Exercise directions:
Extract the complete listing and output it unchanged.

# Input records start

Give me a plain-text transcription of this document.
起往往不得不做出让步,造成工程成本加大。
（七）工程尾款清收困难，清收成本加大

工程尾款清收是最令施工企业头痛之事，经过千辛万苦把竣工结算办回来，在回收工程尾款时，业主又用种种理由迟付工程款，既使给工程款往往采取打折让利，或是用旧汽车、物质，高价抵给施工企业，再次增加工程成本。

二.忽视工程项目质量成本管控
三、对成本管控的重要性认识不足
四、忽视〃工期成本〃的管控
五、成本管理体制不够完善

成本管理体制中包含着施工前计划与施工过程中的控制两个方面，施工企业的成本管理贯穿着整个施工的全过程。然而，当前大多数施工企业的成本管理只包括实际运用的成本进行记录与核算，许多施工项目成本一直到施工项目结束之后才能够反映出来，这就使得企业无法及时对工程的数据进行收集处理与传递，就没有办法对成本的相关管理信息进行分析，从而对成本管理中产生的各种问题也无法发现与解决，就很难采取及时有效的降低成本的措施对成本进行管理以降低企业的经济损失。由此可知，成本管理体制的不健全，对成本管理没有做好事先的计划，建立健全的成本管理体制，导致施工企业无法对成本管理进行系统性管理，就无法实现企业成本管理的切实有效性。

# Input records end

Expected answer:
Give me a plain-text transcription of this document.
起往往不得不做出让步,造成工程成本加大。
（七）工程尾款清收困难，清收成本加大

工程尾款清收是最令施工企业头痛之事，经过千辛万苦把竣工结算办回来，在回收工程尾款时，业主又用种种理由迟付工程款，既使给工程款往往采取打折让利，或是用旧汽车、物质，高价抵给施工企业，再次增加工程成本。

二.忽视工程项目质量成本管控
三、对成本管控的重要性认识不足
四、忽视〃工期成本〃的管控
五、成本管理体制不够完善

成本管理体制中包含着施工前计划与施工过程中的控制两个方面，施工企业的成本管理贯穿着整个施工的全过程。然而，当前大多数施工企业的成本管理只包括实际运用的成本进行记录与核算，许多施工项目成本一直到施工项目结束之后才能够反映出来，这就使得企业无法及时对工程的数据进行收集处理与传递，就没有办法对成本的相关管理信息进行分析，从而对成本管理中产生的各种问题也无法发现与解决，就很难采取及时有效的降低成本的措施对成本进行管理以降低企业的经济损失。由此可知，成本管理体制的不健全，对成本管理没有做好事先的计划，建立健全的成本管理体制，导致施工企业无法对成本管理进行系统性管理，就无法实现企业成本管理的切实有效性。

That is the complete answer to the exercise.